* [What this task involves]:
Give an exact transcription of every line, dropping the images.

--- Recorded information ---

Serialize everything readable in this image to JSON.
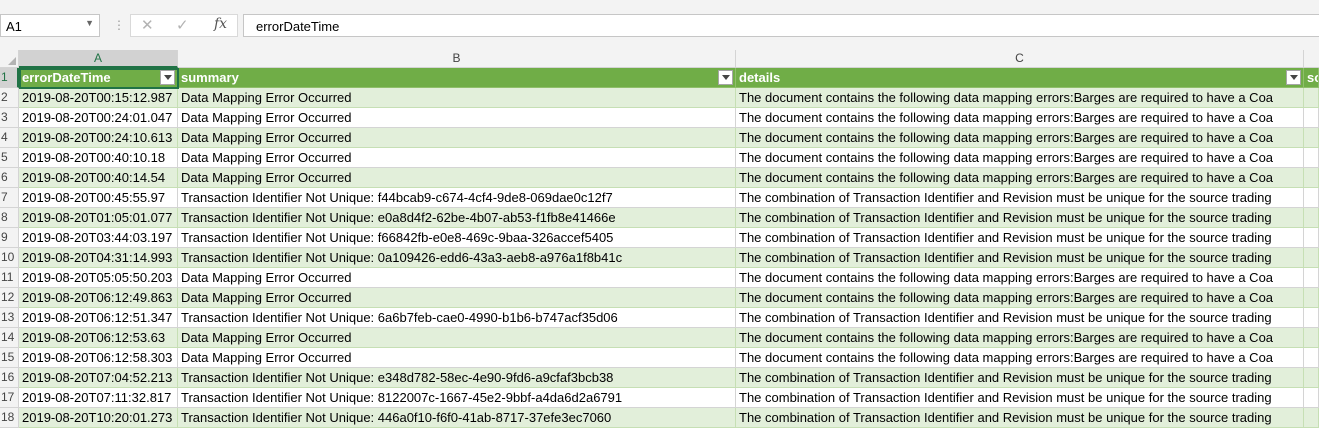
{
  "formula_bar": {
    "name_box": "A1",
    "dots_icon": "vertical-ellipsis",
    "cancel_icon": "✕",
    "enter_icon": "✓",
    "fx_label": "fx",
    "value": "errorDateTime"
  },
  "columns": [
    "A",
    "B",
    "C"
  ],
  "header_row": {
    "row_num": "1",
    "a": "errorDateTime",
    "b": "summary",
    "c": "details",
    "d": "so"
  },
  "rows": [
    {
      "n": "2",
      "a": "2019-08-20T00:15:12.987",
      "b": "Data Mapping Error Occurred",
      "c": "The document contains the following data mapping errors:Barges are required to have a Coa"
    },
    {
      "n": "3",
      "a": "2019-08-20T00:24:01.047",
      "b": "Data Mapping Error Occurred",
      "c": "The document contains the following data mapping errors:Barges are required to have a Coa"
    },
    {
      "n": "4",
      "a": "2019-08-20T00:24:10.613",
      "b": "Data Mapping Error Occurred",
      "c": "The document contains the following data mapping errors:Barges are required to have a Coa"
    },
    {
      "n": "5",
      "a": "2019-08-20T00:40:10.18",
      "b": "Data Mapping Error Occurred",
      "c": "The document contains the following data mapping errors:Barges are required to have a Coa"
    },
    {
      "n": "6",
      "a": "2019-08-20T00:40:14.54",
      "b": "Data Mapping Error Occurred",
      "c": "The document contains the following data mapping errors:Barges are required to have a Coa"
    },
    {
      "n": "7",
      "a": "2019-08-20T00:45:55.97",
      "b": "Transaction Identifier Not Unique: f44bcab9-c674-4cf4-9de8-069dae0c12f7",
      "c": "The combination of Transaction Identifier and Revision must be unique for the source trading"
    },
    {
      "n": "8",
      "a": "2019-08-20T01:05:01.077",
      "b": "Transaction Identifier Not Unique: e0a8d4f2-62be-4b07-ab53-f1fb8e41466e",
      "c": "The combination of Transaction Identifier and Revision must be unique for the source trading"
    },
    {
      "n": "9",
      "a": "2019-08-20T03:44:03.197",
      "b": "Transaction Identifier Not Unique: f66842fb-e0e8-469c-9baa-326accef5405",
      "c": "The combination of Transaction Identifier and Revision must be unique for the source trading"
    },
    {
      "n": "10",
      "a": "2019-08-20T04:31:14.993",
      "b": "Transaction Identifier Not Unique: 0a109426-edd6-43a3-aeb8-a976a1f8b41c",
      "c": "The combination of Transaction Identifier and Revision must be unique for the source trading"
    },
    {
      "n": "11",
      "a": "2019-08-20T05:05:50.203",
      "b": "Data Mapping Error Occurred",
      "c": "The document contains the following data mapping errors:Barges are required to have a Coa"
    },
    {
      "n": "12",
      "a": "2019-08-20T06:12:49.863",
      "b": "Data Mapping Error Occurred",
      "c": "The document contains the following data mapping errors:Barges are required to have a Coa"
    },
    {
      "n": "13",
      "a": "2019-08-20T06:12:51.347",
      "b": "Transaction Identifier Not Unique: 6a6b7feb-cae0-4990-b1b6-b747acf35d06",
      "c": "The combination of Transaction Identifier and Revision must be unique for the source trading"
    },
    {
      "n": "14",
      "a": "2019-08-20T06:12:53.63",
      "b": "Data Mapping Error Occurred",
      "c": "The document contains the following data mapping errors:Barges are required to have a Coa"
    },
    {
      "n": "15",
      "a": "2019-08-20T06:12:58.303",
      "b": "Data Mapping Error Occurred",
      "c": "The document contains the following data mapping errors:Barges are required to have a Coa"
    },
    {
      "n": "16",
      "a": "2019-08-20T07:04:52.213",
      "b": "Transaction Identifier Not Unique: e348d782-58ec-4e90-9fd6-a9cfaf3bcb38",
      "c": "The combination of Transaction Identifier and Revision must be unique for the source trading"
    },
    {
      "n": "17",
      "a": "2019-08-20T07:11:32.817",
      "b": "Transaction Identifier Not Unique: 8122007c-1667-45e2-9bbf-a4da6d2a6791",
      "c": "The combination of Transaction Identifier and Revision must be unique for the source trading"
    },
    {
      "n": "18",
      "a": "2019-08-20T10:20:01.273",
      "b": "Transaction Identifier Not Unique: 446a0f10-f6f0-41ab-8717-37efe3ec7060",
      "c": "The combination of Transaction Identifier and Revision must be unique for the source trading"
    }
  ],
  "colors": {
    "header_fill": "#70ad47",
    "band_fill": "#e2efda",
    "selection": "#217346"
  }
}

---

* [The reply]:
Serialize everything readable in this image to JSON.
{
  "formula_bar": {
    "name_box": "A1",
    "dots_icon": "vertical-ellipsis",
    "cancel_icon": "✕",
    "enter_icon": "✓",
    "fx_label": "fx",
    "value": "errorDateTime"
  },
  "columns": [
    "A",
    "B",
    "C"
  ],
  "header_row": {
    "row_num": "1",
    "a": "errorDateTime",
    "b": "summary",
    "c": "details",
    "d": "so"
  },
  "rows": [
    {
      "n": "2",
      "a": "2019-08-20T00:15:12.987",
      "b": "Data Mapping Error Occurred",
      "c": "The document contains the following data mapping errors:Barges are required to have a Coa"
    },
    {
      "n": "3",
      "a": "2019-08-20T00:24:01.047",
      "b": "Data Mapping Error Occurred",
      "c": "The document contains the following data mapping errors:Barges are required to have a Coa"
    },
    {
      "n": "4",
      "a": "2019-08-20T00:24:10.613",
      "b": "Data Mapping Error Occurred",
      "c": "The document contains the following data mapping errors:Barges are required to have a Coa"
    },
    {
      "n": "5",
      "a": "2019-08-20T00:40:10.18",
      "b": "Data Mapping Error Occurred",
      "c": "The document contains the following data mapping errors:Barges are required to have a Coa"
    },
    {
      "n": "6",
      "a": "2019-08-20T00:40:14.54",
      "b": "Data Mapping Error Occurred",
      "c": "The document contains the following data mapping errors:Barges are required to have a Coa"
    },
    {
      "n": "7",
      "a": "2019-08-20T00:45:55.97",
      "b": "Transaction Identifier Not Unique: f44bcab9-c674-4cf4-9de8-069dae0c12f7",
      "c": "The combination of Transaction Identifier and Revision must be unique for the source trading"
    },
    {
      "n": "8",
      "a": "2019-08-20T01:05:01.077",
      "b": "Transaction Identifier Not Unique: e0a8d4f2-62be-4b07-ab53-f1fb8e41466e",
      "c": "The combination of Transaction Identifier and Revision must be unique for the source trading"
    },
    {
      "n": "9",
      "a": "2019-08-20T03:44:03.197",
      "b": "Transaction Identifier Not Unique: f66842fb-e0e8-469c-9baa-326accef5405",
      "c": "The combination of Transaction Identifier and Revision must be unique for the source trading"
    },
    {
      "n": "10",
      "a": "2019-08-20T04:31:14.993",
      "b": "Transaction Identifier Not Unique: 0a109426-edd6-43a3-aeb8-a976a1f8b41c",
      "c": "The combination of Transaction Identifier and Revision must be unique for the source trading"
    },
    {
      "n": "11",
      "a": "2019-08-20T05:05:50.203",
      "b": "Data Mapping Error Occurred",
      "c": "The document contains the following data mapping errors:Barges are required to have a Coa"
    },
    {
      "n": "12",
      "a": "2019-08-20T06:12:49.863",
      "b": "Data Mapping Error Occurred",
      "c": "The document contains the following data mapping errors:Barges are required to have a Coa"
    },
    {
      "n": "13",
      "a": "2019-08-20T06:12:51.347",
      "b": "Transaction Identifier Not Unique: 6a6b7feb-cae0-4990-b1b6-b747acf35d06",
      "c": "The combination of Transaction Identifier and Revision must be unique for the source trading"
    },
    {
      "n": "14",
      "a": "2019-08-20T06:12:53.63",
      "b": "Data Mapping Error Occurred",
      "c": "The document contains the following data mapping errors:Barges are required to have a Coa"
    },
    {
      "n": "15",
      "a": "2019-08-20T06:12:58.303",
      "b": "Data Mapping Error Occurred",
      "c": "The document contains the following data mapping errors:Barges are required to have a Coa"
    },
    {
      "n": "16",
      "a": "2019-08-20T07:04:52.213",
      "b": "Transaction Identifier Not Unique: e348d782-58ec-4e90-9fd6-a9cfaf3bcb38",
      "c": "The combination of Transaction Identifier and Revision must be unique for the source trading"
    },
    {
      "n": "17",
      "a": "2019-08-20T07:11:32.817",
      "b": "Transaction Identifier Not Unique: 8122007c-1667-45e2-9bbf-a4da6d2a6791",
      "c": "The combination of Transaction Identifier and Revision must be unique for the source trading"
    },
    {
      "n": "18",
      "a": "2019-08-20T10:20:01.273",
      "b": "Transaction Identifier Not Unique: 446a0f10-f6f0-41ab-8717-37efe3ec7060",
      "c": "The combination of Transaction Identifier and Revision must be unique for the source trading"
    }
  ],
  "colors": {
    "header_fill": "#70ad47",
    "band_fill": "#e2efda",
    "selection": "#217346"
  }
}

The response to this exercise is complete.